*What to produce*:
Rewrite the rows below, putting "x-axis-tick" wherever "x-tick-label" appears and leaving everything else as it is.

*Rows excerpted from a collection*:

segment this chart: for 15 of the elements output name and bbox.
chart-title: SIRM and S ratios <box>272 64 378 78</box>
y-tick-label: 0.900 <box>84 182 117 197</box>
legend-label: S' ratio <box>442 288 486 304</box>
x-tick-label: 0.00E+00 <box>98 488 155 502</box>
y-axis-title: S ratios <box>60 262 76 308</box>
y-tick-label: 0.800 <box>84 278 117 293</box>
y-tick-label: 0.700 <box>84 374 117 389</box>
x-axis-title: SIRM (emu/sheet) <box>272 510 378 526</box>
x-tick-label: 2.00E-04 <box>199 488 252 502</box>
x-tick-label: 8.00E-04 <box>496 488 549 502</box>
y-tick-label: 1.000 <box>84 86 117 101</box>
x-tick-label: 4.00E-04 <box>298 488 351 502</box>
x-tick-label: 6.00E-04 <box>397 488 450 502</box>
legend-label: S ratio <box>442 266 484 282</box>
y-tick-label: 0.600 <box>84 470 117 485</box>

*Task result*:
segment this chart: for 15 of the elements output name and bbox.
chart-title: SIRM and S ratios <box>272 64 378 78</box>
y-tick-label: 0.900 <box>84 182 117 197</box>
legend-label: S' ratio <box>442 288 486 304</box>
x-axis-tick: 0.00E+00 <box>98 488 155 502</box>
y-axis-title: S ratios <box>60 262 76 308</box>
y-tick-label: 0.800 <box>84 278 117 293</box>
y-tick-label: 0.700 <box>84 374 117 389</box>
x-axis-title: SIRM (emu/sheet) <box>272 510 378 526</box>
x-axis-tick: 2.00E-04 <box>199 488 252 502</box>
x-axis-tick: 8.00E-04 <box>496 488 549 502</box>
y-tick-label: 1.000 <box>84 86 117 101</box>
x-axis-tick: 4.00E-04 <box>298 488 351 502</box>
x-axis-tick: 6.00E-04 <box>397 488 450 502</box>
legend-label: S ratio <box>442 266 484 282</box>
y-tick-label: 0.600 <box>84 470 117 485</box>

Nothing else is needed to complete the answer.